◆ THE TASK
Restate the entire listing word for word.

◆ INPUT FOR THIS TASK
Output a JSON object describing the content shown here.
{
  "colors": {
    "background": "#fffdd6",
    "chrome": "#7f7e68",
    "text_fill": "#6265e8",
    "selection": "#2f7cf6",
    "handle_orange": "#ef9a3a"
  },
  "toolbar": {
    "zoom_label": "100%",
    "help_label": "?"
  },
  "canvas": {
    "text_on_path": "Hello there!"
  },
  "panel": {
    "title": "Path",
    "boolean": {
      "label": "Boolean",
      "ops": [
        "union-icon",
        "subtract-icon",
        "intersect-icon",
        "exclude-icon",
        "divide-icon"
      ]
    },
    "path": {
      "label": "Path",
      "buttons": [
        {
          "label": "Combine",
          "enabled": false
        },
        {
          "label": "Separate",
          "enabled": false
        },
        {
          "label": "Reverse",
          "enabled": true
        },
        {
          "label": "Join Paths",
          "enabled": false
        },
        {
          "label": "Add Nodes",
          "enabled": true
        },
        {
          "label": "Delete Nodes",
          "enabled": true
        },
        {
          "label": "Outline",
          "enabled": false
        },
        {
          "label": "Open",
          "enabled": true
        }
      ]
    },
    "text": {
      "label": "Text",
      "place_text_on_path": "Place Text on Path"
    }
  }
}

◆ ANSWER TO THIS EXERCISE
Output a JSON object describing the content shown here.
{
  "colors": {
    "background": "#fffdd6",
    "chrome": "#7f7e68",
    "text_fill": "#6265e8",
    "selection": "#2f7cf6",
    "handle_orange": "#ef9a3a"
  },
  "toolbar": {
    "zoom_label": "100%",
    "help_label": "?"
  },
  "canvas": {
    "text_on_path": "Hello there!"
  },
  "panel": {
    "title": "Path",
    "boolean": {
      "label": "Boolean",
      "ops": [
        "union-icon",
        "subtract-icon",
        "intersect-icon",
        "exclude-icon",
        "divide-icon"
      ]
    },
    "path": {
      "label": "Path",
      "buttons": [
        {
          "label": "Combine",
          "enabled": false
        },
        {
          "label": "Separate",
          "enabled": false
        },
        {
          "label": "Reverse",
          "enabled": true
        },
        {
          "label": "Join Paths",
          "enabled": false
        },
        {
          "label": "Add Nodes",
          "enabled": true
        },
        {
          "label": "Delete Nodes",
          "enabled": true
        },
        {
          "label": "Outline",
          "enabled": false
        },
        {
          "label": "Open",
          "enabled": true
        }
      ]
    },
    "text": {
      "label": "Text",
      "place_text_on_path": "Place Text on Path"
    }
  }
}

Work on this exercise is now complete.